====== DATASET ENTRIES

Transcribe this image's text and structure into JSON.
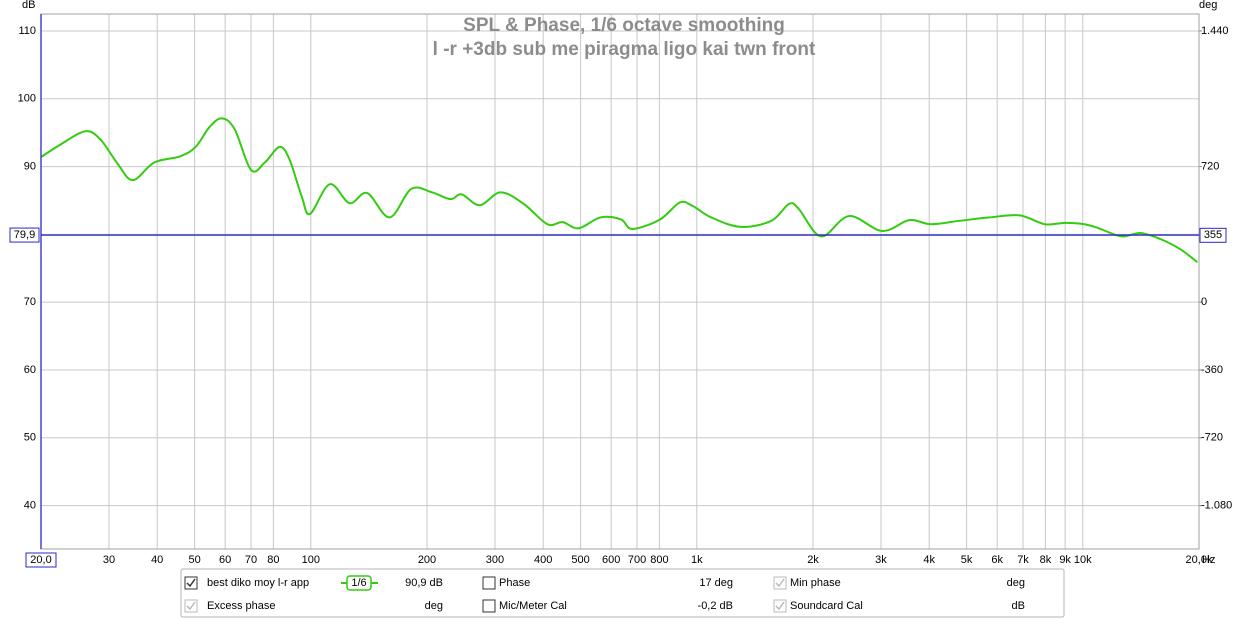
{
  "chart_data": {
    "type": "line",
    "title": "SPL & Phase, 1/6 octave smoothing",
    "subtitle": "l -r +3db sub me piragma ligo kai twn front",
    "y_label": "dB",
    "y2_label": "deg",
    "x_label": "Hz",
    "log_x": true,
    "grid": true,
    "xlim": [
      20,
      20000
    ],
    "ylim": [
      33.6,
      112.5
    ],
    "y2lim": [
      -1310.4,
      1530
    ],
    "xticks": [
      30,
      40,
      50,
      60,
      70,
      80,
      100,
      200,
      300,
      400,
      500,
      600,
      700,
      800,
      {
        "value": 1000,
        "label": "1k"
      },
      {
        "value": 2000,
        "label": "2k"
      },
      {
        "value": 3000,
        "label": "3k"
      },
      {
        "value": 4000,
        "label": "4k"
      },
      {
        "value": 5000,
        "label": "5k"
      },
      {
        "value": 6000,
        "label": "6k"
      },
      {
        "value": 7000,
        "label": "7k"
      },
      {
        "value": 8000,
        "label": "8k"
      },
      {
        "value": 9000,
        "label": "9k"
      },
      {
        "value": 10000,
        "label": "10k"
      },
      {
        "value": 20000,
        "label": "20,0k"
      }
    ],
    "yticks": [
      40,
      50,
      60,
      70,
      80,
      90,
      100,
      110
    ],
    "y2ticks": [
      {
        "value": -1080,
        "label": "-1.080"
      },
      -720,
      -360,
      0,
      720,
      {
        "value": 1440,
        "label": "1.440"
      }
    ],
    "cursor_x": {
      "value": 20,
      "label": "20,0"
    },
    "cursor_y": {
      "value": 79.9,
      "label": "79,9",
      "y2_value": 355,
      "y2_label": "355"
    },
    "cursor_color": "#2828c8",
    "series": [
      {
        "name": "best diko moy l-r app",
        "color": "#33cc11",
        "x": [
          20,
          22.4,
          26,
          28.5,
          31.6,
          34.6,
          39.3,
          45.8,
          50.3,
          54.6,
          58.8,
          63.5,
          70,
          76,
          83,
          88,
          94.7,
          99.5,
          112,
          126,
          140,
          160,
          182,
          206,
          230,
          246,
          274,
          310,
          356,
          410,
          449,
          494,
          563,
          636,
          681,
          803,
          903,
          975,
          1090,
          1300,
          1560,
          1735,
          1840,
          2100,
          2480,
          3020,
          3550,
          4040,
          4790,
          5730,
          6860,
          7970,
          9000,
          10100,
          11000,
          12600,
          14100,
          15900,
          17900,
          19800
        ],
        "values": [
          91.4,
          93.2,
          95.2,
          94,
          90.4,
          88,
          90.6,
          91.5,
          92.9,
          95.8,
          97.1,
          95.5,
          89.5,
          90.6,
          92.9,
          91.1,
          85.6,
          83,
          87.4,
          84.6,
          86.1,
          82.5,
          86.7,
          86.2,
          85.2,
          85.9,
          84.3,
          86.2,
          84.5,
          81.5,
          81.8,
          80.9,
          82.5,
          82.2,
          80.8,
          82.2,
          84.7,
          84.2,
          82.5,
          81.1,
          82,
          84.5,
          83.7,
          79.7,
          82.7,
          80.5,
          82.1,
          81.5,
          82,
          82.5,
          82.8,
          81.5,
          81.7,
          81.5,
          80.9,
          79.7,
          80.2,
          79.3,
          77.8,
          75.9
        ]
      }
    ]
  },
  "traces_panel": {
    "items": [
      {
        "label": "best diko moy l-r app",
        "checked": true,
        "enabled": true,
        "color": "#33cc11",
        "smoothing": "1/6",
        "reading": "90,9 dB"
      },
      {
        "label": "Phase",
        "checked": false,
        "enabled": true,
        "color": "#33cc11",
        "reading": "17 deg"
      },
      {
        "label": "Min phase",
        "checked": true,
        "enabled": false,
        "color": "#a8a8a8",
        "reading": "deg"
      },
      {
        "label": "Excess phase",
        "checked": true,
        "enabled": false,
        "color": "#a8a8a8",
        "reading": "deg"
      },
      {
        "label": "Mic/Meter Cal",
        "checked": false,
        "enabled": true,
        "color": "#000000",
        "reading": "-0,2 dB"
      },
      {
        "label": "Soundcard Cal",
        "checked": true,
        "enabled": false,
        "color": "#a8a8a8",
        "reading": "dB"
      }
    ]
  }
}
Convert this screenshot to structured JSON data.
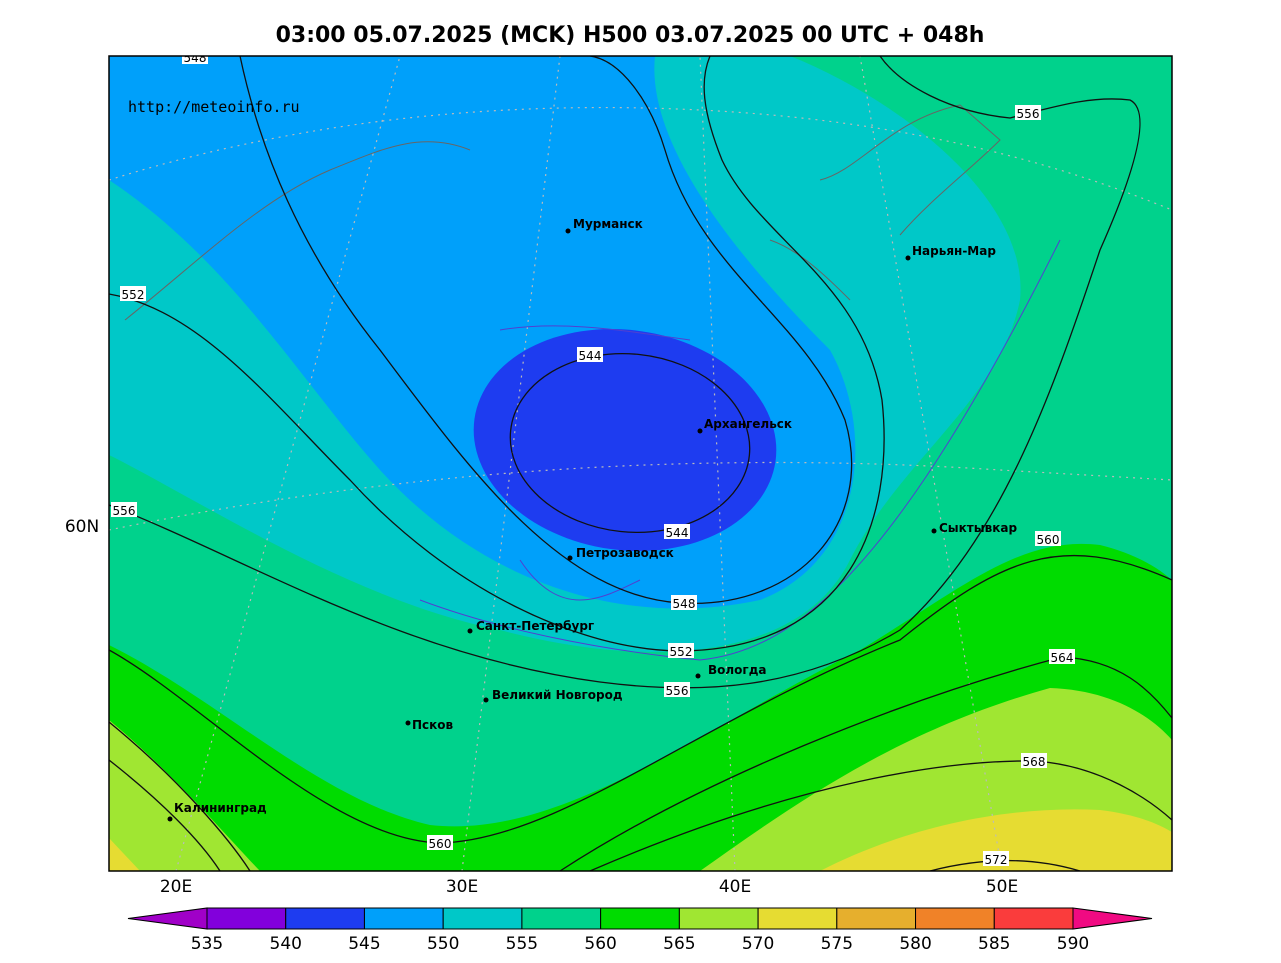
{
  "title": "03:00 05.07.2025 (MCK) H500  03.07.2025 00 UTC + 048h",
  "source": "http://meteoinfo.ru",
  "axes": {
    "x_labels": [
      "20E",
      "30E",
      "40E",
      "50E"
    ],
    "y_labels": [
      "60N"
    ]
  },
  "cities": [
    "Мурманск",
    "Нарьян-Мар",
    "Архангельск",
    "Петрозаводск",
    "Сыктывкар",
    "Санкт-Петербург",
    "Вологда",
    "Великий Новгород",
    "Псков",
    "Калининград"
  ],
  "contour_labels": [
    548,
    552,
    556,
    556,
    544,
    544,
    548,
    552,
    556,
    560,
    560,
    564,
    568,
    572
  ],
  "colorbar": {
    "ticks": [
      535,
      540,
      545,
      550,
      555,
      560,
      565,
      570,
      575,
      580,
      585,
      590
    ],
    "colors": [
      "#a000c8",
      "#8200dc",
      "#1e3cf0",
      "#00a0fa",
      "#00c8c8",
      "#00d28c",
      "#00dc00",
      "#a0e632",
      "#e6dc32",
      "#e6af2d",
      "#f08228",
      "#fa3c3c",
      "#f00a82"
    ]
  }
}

============

* EXERCISE:
Read the entries and select each line where the word "diko" is found.

* CORRECT OUTPUT:
        "name": "best diko moy l-r app",
        "label": "best diko moy l-r app",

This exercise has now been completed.